** Short task **
Restate each line word for word. Leave out every picture.

** Task inputs **
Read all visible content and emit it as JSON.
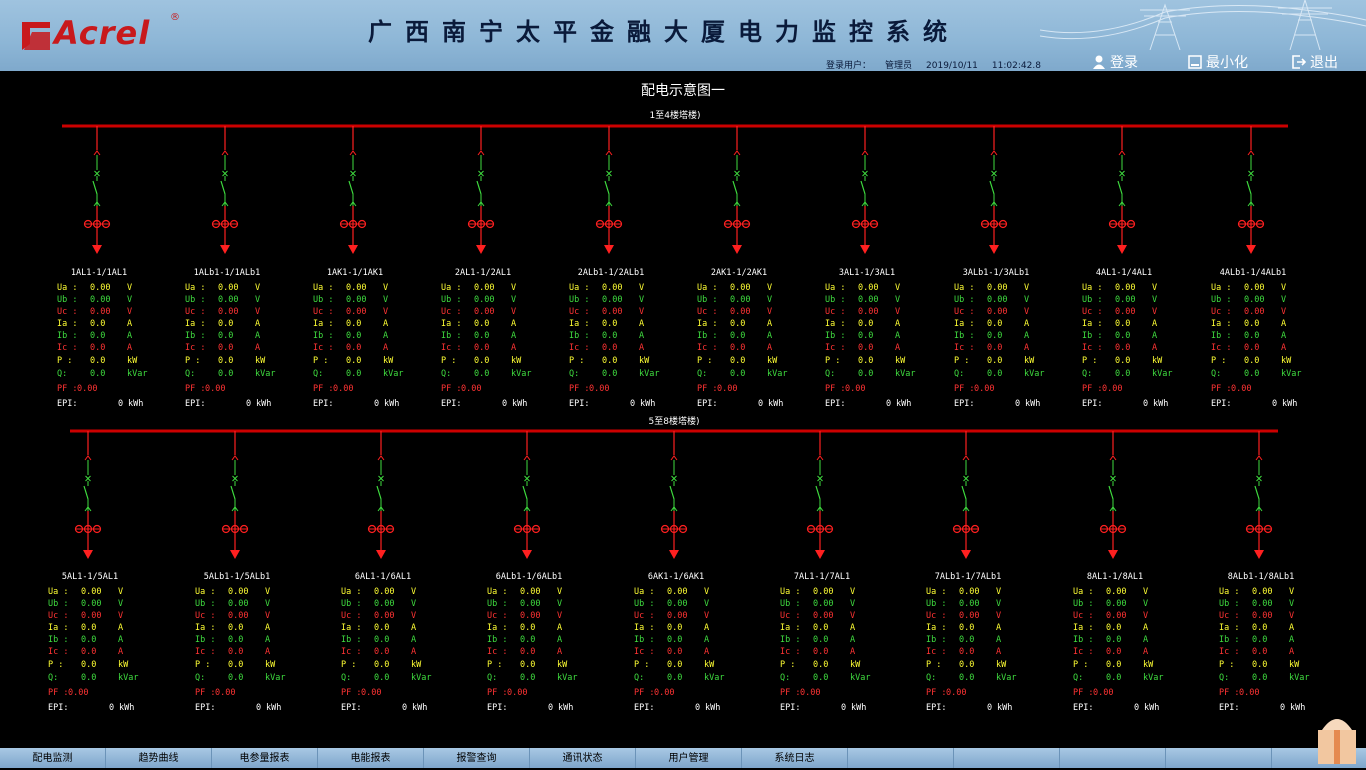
{
  "header": {
    "logo_text": "Acrel",
    "logo_reg": "®",
    "title": "广西南宁太平金融大厦电力监控系统",
    "login_user_label": "登录用户：",
    "user_name": "管理员",
    "date": "2019/10/11",
    "time": "11:02:42.8",
    "buttons": {
      "login": "登录",
      "minimize": "最小化",
      "exit": "退出"
    }
  },
  "page_title": "配电示意图一",
  "buses": [
    {
      "label": "1至4楼塔楼)",
      "panels": [
        {
          "name": "1AL1-1/1AL1"
        },
        {
          "name": "1ALb1-1/1ALb1"
        },
        {
          "name": "1AK1-1/1AK1"
        },
        {
          "name": "2AL1-1/2AL1"
        },
        {
          "name": "2ALb1-1/2ALb1"
        },
        {
          "name": "2AK1-1/2AK1"
        },
        {
          "name": "3AL1-1/3AL1"
        },
        {
          "name": "3ALb1-1/3ALb1"
        },
        {
          "name": "4AL1-1/4AL1"
        },
        {
          "name": "4ALb1-1/4ALb1"
        }
      ]
    },
    {
      "label": "5至8楼塔楼)",
      "panels": [
        {
          "name": "5AL1-1/5AL1"
        },
        {
          "name": "5ALb1-1/5ALb1"
        },
        {
          "name": "6AL1-1/6AL1"
        },
        {
          "name": "6ALb1-1/6ALb1"
        },
        {
          "name": "6AK1-1/6AK1"
        },
        {
          "name": "7AL1-1/7AL1"
        },
        {
          "name": "7ALb1-1/7ALb1"
        },
        {
          "name": "8AL1-1/8AL1"
        },
        {
          "name": "8ALb1-1/8ALb1"
        }
      ]
    }
  ],
  "measurements": [
    {
      "label": "Ua :",
      "value": "0.00",
      "unit": "V",
      "color": "yel"
    },
    {
      "label": "Ub :",
      "value": "0.00",
      "unit": "V",
      "color": "grn"
    },
    {
      "label": "Uc :",
      "value": "0.00",
      "unit": "V",
      "color": "red"
    },
    {
      "label": "Ia :",
      "value": "0.0",
      "unit": "A",
      "color": "yel"
    },
    {
      "label": "Ib :",
      "value": "0.0",
      "unit": "A",
      "color": "grn"
    },
    {
      "label": "Ic :",
      "value": "0.0",
      "unit": "A",
      "color": "red"
    },
    {
      "label": "P :",
      "value": "0.0",
      "unit": "kW",
      "color": "yel"
    },
    {
      "label": "Q:",
      "value": "0.0",
      "unit": "kVar",
      "color": "grn"
    },
    {
      "label": "PF :",
      "value": "0.00",
      "unit": "",
      "color": "red"
    },
    {
      "label": "EPI:",
      "value": "0",
      "unit": "kWh",
      "color": "wht"
    }
  ],
  "colors": {
    "bus": "#cc0000",
    "header_bg": "#8db6d6",
    "logo": "#c8191c",
    "breaker": "#ff2020",
    "switch": "#3fdc3f"
  },
  "nav_tabs": [
    "配电监测",
    "趋势曲线",
    "电参量报表",
    "电能报表",
    "报警查询",
    "通讯状态",
    "用户管理",
    "系统日志",
    "",
    "",
    "",
    ""
  ]
}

** Solution **
Read all visible content and emit it as JSON.
{
  "header": {
    "logo_text": "Acrel",
    "logo_reg": "®",
    "title": "广西南宁太平金融大厦电力监控系统",
    "login_user_label": "登录用户：",
    "user_name": "管理员",
    "date": "2019/10/11",
    "time": "11:02:42.8",
    "buttons": {
      "login": "登录",
      "minimize": "最小化",
      "exit": "退出"
    }
  },
  "page_title": "配电示意图一",
  "buses": [
    {
      "label": "1至4楼塔楼)",
      "panels": [
        {
          "name": "1AL1-1/1AL1"
        },
        {
          "name": "1ALb1-1/1ALb1"
        },
        {
          "name": "1AK1-1/1AK1"
        },
        {
          "name": "2AL1-1/2AL1"
        },
        {
          "name": "2ALb1-1/2ALb1"
        },
        {
          "name": "2AK1-1/2AK1"
        },
        {
          "name": "3AL1-1/3AL1"
        },
        {
          "name": "3ALb1-1/3ALb1"
        },
        {
          "name": "4AL1-1/4AL1"
        },
        {
          "name": "4ALb1-1/4ALb1"
        }
      ]
    },
    {
      "label": "5至8楼塔楼)",
      "panels": [
        {
          "name": "5AL1-1/5AL1"
        },
        {
          "name": "5ALb1-1/5ALb1"
        },
        {
          "name": "6AL1-1/6AL1"
        },
        {
          "name": "6ALb1-1/6ALb1"
        },
        {
          "name": "6AK1-1/6AK1"
        },
        {
          "name": "7AL1-1/7AL1"
        },
        {
          "name": "7ALb1-1/7ALb1"
        },
        {
          "name": "8AL1-1/8AL1"
        },
        {
          "name": "8ALb1-1/8ALb1"
        }
      ]
    }
  ],
  "measurements": [
    {
      "label": "Ua :",
      "value": "0.00",
      "unit": "V",
      "color": "yel"
    },
    {
      "label": "Ub :",
      "value": "0.00",
      "unit": "V",
      "color": "grn"
    },
    {
      "label": "Uc :",
      "value": "0.00",
      "unit": "V",
      "color": "red"
    },
    {
      "label": "Ia :",
      "value": "0.0",
      "unit": "A",
      "color": "yel"
    },
    {
      "label": "Ib :",
      "value": "0.0",
      "unit": "A",
      "color": "grn"
    },
    {
      "label": "Ic :",
      "value": "0.0",
      "unit": "A",
      "color": "red"
    },
    {
      "label": "P :",
      "value": "0.0",
      "unit": "kW",
      "color": "yel"
    },
    {
      "label": "Q:",
      "value": "0.0",
      "unit": "kVar",
      "color": "grn"
    },
    {
      "label": "PF :",
      "value": "0.00",
      "unit": "",
      "color": "red"
    },
    {
      "label": "EPI:",
      "value": "0",
      "unit": "kWh",
      "color": "wht"
    }
  ],
  "colors": {
    "bus": "#cc0000",
    "header_bg": "#8db6d6",
    "logo": "#c8191c",
    "breaker": "#ff2020",
    "switch": "#3fdc3f"
  },
  "nav_tabs": [
    "配电监测",
    "趋势曲线",
    "电参量报表",
    "电能报表",
    "报警查询",
    "通讯状态",
    "用户管理",
    "系统日志",
    "",
    "",
    "",
    ""
  ]
}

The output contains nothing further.